Work to complete = Count how many lines of the data include "JSON". The answer is that number and nothing else.

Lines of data

--------------------------------------------------

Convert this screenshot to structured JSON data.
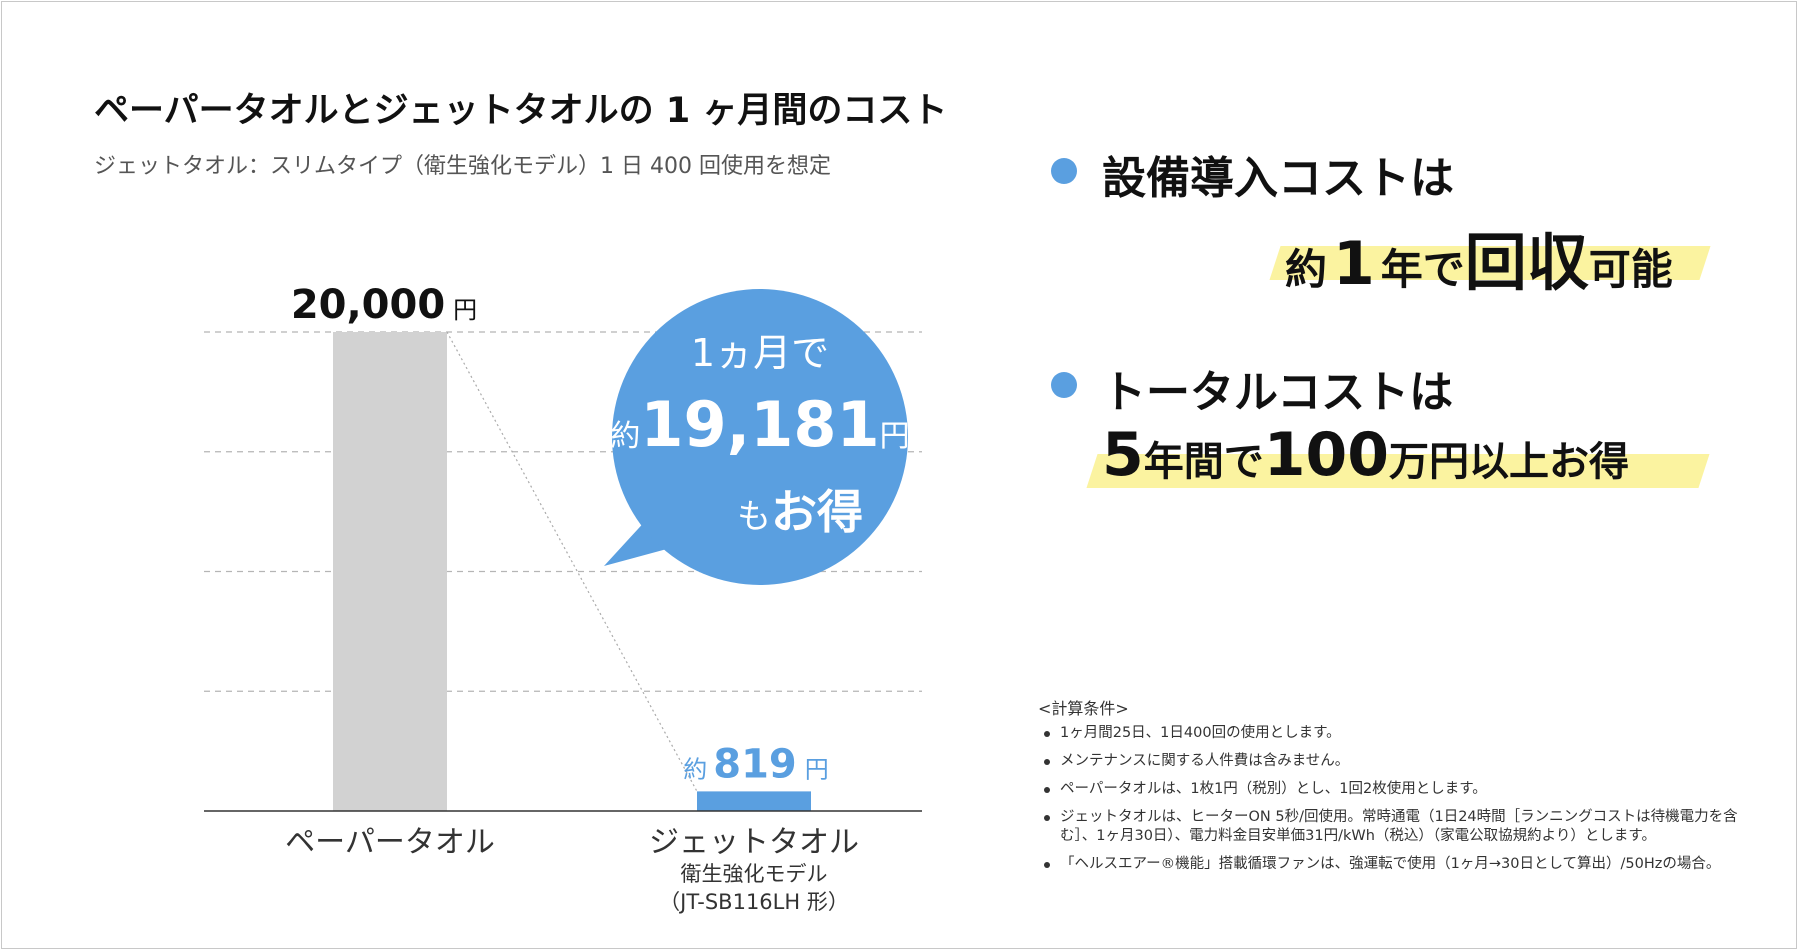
{
  "title": "ペーパータオルとジェットタオルの 1 ヶ月間のコスト",
  "subtitle": "ジェットタオル：スリムタイプ（衛生強化モデル）1 日 400 回使用を想定",
  "chart_data": {
    "type": "bar",
    "categories": [
      "ペーパータオル",
      "ジェットタオル"
    ],
    "category_sublabels": [
      "",
      "衛生強化モデル"
    ],
    "category_sublabels2": [
      "",
      "（JT-SB116LH 形）"
    ],
    "values": [
      20000,
      819
    ],
    "value_labels": [
      "20,000",
      "819"
    ],
    "value_prefixes": [
      "",
      "約"
    ],
    "unit": "円",
    "ylim": [
      0,
      20000
    ],
    "grid": true,
    "bar_colors": [
      "#d2d2d2",
      "#5a9fe0"
    ]
  },
  "bubble": {
    "line1": "1ヵ月で",
    "prefix": "約",
    "amount": "19,181",
    "unit": "円",
    "suffix_small": "も",
    "suffix_big": "お得",
    "color": "#5a9fe0"
  },
  "points": [
    {
      "head": "設備導入コストは",
      "parts": [
        "約",
        "1",
        "年で",
        "回収",
        "可能"
      ]
    },
    {
      "head": "トータルコストは",
      "parts": [
        "5",
        "年間で",
        "100",
        "万円以上お得"
      ]
    }
  ],
  "conditions": {
    "title": "<計算条件>",
    "items": [
      "1ヶ月間25日、1日400回の使用とします。",
      "メンテナンスに関する人件費は含みません。",
      "ペーパータオルは、1枚1円（税別）とし、1回2枚使用とします。",
      "ジェットタオルは、ヒーターON 5秒/回使用。常時通電（1日24時間［ランニングコストは待機電力を含む］、1ヶ月30日）、電力料金目安単価31円/kWh（税込）（家電公取協規約より）とします。",
      "「ヘルスエアー®機能」搭載循環ファンは、強運転で使用（1ヶ月→30日として算出）/50Hzの場合。"
    ]
  },
  "colors": {
    "accent": "#5a9fe0",
    "highlight": "#fbf3a0",
    "bar_gray": "#d2d2d2"
  }
}
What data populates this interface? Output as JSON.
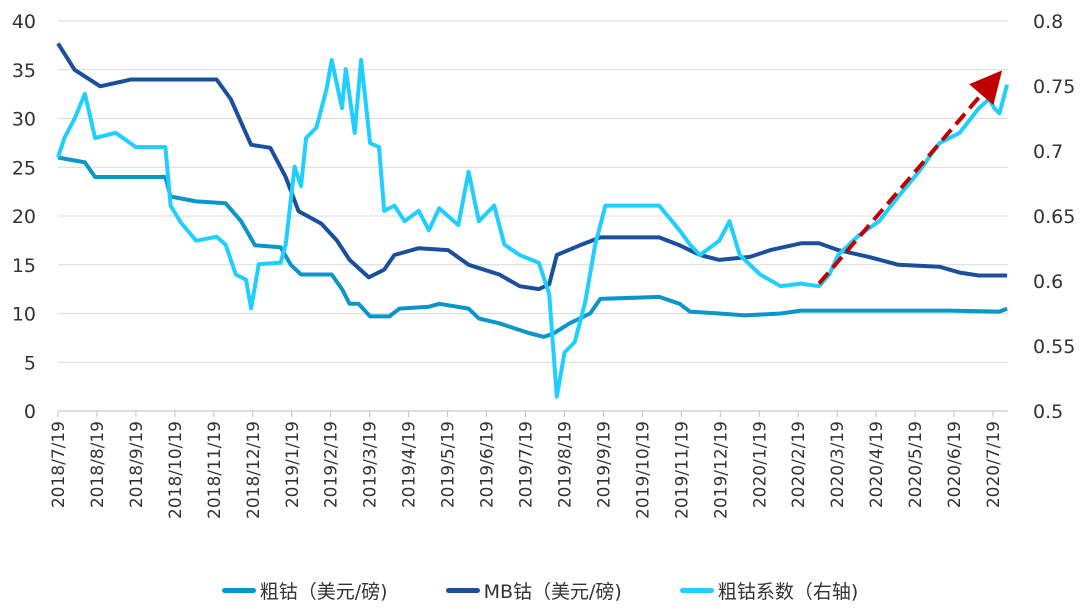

--------------------------------------------------

Answer to this problem = 2